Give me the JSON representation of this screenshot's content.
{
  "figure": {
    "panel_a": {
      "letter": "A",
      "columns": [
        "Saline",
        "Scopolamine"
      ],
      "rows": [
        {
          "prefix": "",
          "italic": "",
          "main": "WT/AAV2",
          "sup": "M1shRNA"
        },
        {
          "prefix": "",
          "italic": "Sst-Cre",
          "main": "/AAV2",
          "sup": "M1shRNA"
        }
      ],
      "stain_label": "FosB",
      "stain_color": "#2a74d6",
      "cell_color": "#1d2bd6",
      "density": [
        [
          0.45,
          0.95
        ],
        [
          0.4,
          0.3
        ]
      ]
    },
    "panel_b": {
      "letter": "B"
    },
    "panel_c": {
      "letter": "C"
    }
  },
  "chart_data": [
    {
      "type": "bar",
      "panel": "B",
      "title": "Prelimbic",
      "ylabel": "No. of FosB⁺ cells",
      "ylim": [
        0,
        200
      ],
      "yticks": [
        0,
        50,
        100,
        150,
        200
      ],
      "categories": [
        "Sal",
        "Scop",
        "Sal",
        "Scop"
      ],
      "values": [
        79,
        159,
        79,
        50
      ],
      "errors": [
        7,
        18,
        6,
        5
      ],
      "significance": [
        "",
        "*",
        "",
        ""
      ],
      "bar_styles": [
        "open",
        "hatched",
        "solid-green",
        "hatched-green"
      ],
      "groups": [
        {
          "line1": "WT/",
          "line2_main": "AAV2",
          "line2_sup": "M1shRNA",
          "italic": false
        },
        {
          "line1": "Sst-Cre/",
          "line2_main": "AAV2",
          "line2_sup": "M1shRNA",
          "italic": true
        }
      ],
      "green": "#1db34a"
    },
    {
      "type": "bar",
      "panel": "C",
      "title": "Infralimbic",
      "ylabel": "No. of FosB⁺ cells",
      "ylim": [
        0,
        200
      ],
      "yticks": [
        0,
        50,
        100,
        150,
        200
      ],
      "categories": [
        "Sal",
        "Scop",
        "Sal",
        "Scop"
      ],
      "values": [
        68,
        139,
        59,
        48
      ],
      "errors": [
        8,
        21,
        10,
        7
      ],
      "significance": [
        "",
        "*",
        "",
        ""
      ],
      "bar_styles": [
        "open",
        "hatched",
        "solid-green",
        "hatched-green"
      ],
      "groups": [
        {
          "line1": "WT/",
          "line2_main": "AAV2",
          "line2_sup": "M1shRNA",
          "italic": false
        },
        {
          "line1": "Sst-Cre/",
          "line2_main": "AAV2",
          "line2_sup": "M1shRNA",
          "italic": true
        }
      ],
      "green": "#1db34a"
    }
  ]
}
———
Task to carry out =
An exact copy of the data, with every line intact, is the required answer.

Task result =
Give me the JSON representation of this screenshot's content.
{
  "figure": {
    "panel_a": {
      "letter": "A",
      "columns": [
        "Saline",
        "Scopolamine"
      ],
      "rows": [
        {
          "prefix": "",
          "italic": "",
          "main": "WT/AAV2",
          "sup": "M1shRNA"
        },
        {
          "prefix": "",
          "italic": "Sst-Cre",
          "main": "/AAV2",
          "sup": "M1shRNA"
        }
      ],
      "stain_label": "FosB",
      "stain_color": "#2a74d6",
      "cell_color": "#1d2bd6",
      "density": [
        [
          0.45,
          0.95
        ],
        [
          0.4,
          0.3
        ]
      ]
    },
    "panel_b": {
      "letter": "B"
    },
    "panel_c": {
      "letter": "C"
    }
  },
  "chart_data": [
    {
      "type": "bar",
      "panel": "B",
      "title": "Prelimbic",
      "ylabel": "No. of FosB⁺ cells",
      "ylim": [
        0,
        200
      ],
      "yticks": [
        0,
        50,
        100,
        150,
        200
      ],
      "categories": [
        "Sal",
        "Scop",
        "Sal",
        "Scop"
      ],
      "values": [
        79,
        159,
        79,
        50
      ],
      "errors": [
        7,
        18,
        6,
        5
      ],
      "significance": [
        "",
        "*",
        "",
        ""
      ],
      "bar_styles": [
        "open",
        "hatched",
        "solid-green",
        "hatched-green"
      ],
      "groups": [
        {
          "line1": "WT/",
          "line2_main": "AAV2",
          "line2_sup": "M1shRNA",
          "italic": false
        },
        {
          "line1": "Sst-Cre/",
          "line2_main": "AAV2",
          "line2_sup": "M1shRNA",
          "italic": true
        }
      ],
      "green": "#1db34a"
    },
    {
      "type": "bar",
      "panel": "C",
      "title": "Infralimbic",
      "ylabel": "No. of FosB⁺ cells",
      "ylim": [
        0,
        200
      ],
      "yticks": [
        0,
        50,
        100,
        150,
        200
      ],
      "categories": [
        "Sal",
        "Scop",
        "Sal",
        "Scop"
      ],
      "values": [
        68,
        139,
        59,
        48
      ],
      "errors": [
        8,
        21,
        10,
        7
      ],
      "significance": [
        "",
        "*",
        "",
        ""
      ],
      "bar_styles": [
        "open",
        "hatched",
        "solid-green",
        "hatched-green"
      ],
      "groups": [
        {
          "line1": "WT/",
          "line2_main": "AAV2",
          "line2_sup": "M1shRNA",
          "italic": false
        },
        {
          "line1": "Sst-Cre/",
          "line2_main": "AAV2",
          "line2_sup": "M1shRNA",
          "italic": true
        }
      ],
      "green": "#1db34a"
    }
  ]
}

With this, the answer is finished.